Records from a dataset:
****
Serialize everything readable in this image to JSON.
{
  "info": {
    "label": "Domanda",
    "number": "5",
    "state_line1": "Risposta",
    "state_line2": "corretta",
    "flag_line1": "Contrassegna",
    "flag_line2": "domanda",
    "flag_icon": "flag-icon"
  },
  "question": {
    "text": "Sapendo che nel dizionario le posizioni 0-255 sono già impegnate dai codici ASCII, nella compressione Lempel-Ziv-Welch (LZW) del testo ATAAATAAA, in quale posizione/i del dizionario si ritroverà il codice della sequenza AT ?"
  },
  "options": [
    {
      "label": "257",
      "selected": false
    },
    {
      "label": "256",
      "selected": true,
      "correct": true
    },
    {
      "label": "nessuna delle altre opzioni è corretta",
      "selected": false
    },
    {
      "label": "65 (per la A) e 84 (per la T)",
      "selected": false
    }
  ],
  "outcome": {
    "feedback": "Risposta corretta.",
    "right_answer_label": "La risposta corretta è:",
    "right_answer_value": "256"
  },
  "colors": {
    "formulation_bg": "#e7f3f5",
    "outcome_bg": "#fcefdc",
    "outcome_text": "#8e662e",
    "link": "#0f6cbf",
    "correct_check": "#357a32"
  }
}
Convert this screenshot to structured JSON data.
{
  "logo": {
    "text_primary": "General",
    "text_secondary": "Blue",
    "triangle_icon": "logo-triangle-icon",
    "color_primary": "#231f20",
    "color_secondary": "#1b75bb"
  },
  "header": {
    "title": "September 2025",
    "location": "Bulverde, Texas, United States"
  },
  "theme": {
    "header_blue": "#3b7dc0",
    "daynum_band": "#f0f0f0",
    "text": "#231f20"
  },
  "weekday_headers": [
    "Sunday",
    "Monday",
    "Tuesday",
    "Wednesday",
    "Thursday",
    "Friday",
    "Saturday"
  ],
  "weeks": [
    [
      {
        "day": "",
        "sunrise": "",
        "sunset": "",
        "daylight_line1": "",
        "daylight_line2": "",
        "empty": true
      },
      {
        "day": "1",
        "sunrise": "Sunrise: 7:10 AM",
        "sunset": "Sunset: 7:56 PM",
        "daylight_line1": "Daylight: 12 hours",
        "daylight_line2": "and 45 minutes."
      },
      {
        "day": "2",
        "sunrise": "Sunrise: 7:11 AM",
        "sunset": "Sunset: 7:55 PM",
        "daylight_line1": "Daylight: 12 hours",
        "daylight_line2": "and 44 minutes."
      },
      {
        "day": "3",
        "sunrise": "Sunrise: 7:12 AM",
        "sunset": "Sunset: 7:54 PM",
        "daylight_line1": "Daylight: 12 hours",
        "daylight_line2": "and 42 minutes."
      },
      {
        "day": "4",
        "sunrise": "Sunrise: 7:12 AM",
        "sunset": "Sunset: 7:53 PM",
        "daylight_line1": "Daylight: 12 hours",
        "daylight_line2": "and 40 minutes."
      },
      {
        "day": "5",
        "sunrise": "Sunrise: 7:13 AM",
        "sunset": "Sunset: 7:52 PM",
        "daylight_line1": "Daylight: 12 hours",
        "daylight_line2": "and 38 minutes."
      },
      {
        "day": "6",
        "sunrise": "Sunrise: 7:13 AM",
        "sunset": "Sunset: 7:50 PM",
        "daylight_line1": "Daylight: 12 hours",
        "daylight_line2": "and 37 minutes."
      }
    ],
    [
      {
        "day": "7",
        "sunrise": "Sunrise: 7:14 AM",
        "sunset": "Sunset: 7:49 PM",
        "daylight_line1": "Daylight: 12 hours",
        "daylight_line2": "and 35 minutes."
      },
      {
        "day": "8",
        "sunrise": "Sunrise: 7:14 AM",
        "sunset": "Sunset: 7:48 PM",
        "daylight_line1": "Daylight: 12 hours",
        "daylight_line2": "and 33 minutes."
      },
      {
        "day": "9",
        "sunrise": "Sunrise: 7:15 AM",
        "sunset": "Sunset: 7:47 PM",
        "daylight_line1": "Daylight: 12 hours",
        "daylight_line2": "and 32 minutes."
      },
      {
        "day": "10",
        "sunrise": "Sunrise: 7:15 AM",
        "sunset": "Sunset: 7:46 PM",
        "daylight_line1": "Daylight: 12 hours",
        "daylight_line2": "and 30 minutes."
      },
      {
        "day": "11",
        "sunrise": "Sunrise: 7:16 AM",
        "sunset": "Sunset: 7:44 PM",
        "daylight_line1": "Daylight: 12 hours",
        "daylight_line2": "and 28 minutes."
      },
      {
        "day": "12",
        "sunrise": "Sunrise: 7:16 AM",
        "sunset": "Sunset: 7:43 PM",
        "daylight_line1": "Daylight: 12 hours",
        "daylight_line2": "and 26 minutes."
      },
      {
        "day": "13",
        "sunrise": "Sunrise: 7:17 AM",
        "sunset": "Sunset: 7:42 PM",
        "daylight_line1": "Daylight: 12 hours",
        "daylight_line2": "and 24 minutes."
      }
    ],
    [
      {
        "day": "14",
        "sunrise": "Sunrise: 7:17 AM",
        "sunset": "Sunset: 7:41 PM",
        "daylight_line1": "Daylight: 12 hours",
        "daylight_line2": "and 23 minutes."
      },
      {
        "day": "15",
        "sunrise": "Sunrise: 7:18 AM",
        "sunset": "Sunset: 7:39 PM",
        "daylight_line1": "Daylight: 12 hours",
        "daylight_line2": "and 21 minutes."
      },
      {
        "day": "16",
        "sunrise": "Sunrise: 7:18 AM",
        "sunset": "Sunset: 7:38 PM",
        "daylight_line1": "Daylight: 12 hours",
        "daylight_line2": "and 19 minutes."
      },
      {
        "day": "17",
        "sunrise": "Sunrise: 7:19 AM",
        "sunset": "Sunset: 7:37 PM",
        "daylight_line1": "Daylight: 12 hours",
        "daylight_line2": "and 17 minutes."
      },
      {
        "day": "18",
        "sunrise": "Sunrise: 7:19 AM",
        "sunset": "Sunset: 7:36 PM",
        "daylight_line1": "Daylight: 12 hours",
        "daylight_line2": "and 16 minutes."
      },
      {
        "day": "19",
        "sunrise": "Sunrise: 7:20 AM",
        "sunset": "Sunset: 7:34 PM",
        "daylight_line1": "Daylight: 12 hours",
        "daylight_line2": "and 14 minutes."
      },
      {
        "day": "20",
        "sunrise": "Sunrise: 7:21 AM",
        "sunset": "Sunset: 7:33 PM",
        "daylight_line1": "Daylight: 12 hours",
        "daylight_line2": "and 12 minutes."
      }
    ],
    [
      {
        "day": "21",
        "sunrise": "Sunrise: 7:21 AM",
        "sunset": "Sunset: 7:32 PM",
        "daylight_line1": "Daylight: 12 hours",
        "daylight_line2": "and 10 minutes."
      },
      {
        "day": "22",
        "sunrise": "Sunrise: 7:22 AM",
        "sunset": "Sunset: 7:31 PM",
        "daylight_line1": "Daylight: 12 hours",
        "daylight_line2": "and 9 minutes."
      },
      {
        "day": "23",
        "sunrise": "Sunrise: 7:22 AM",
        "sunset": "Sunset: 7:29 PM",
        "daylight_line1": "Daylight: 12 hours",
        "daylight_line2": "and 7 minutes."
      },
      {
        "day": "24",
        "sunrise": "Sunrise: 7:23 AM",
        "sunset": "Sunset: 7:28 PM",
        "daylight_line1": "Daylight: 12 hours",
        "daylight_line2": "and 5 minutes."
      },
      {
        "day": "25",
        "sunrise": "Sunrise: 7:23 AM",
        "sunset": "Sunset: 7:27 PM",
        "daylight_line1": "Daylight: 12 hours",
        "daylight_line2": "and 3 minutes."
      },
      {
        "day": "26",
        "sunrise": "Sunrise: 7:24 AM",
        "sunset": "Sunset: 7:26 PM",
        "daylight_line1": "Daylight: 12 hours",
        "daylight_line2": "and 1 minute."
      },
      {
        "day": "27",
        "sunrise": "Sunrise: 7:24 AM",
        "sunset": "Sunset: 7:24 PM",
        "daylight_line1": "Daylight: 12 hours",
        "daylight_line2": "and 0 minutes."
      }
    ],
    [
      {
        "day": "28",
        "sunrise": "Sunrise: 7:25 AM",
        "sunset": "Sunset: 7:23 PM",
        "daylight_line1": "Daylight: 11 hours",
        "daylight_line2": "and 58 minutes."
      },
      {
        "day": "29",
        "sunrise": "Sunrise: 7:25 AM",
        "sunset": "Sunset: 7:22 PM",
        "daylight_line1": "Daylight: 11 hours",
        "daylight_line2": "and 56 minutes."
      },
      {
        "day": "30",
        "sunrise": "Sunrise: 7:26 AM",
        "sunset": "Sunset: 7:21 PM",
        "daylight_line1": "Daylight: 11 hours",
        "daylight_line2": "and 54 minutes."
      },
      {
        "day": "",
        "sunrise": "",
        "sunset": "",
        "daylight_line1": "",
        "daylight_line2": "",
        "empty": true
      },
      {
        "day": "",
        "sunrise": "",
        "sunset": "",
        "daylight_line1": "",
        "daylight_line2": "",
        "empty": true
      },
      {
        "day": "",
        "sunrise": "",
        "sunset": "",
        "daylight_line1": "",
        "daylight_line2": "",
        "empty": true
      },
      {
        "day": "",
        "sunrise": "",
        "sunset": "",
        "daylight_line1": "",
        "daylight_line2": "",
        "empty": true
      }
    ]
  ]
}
****
__AIM OF THE EXERCISE__
Show each line of the listing that holds the string "this".

__EXPECTED ANSWER__
Serialize everything readable in this image to JSON.
Convert this screenshot to structured JSON data.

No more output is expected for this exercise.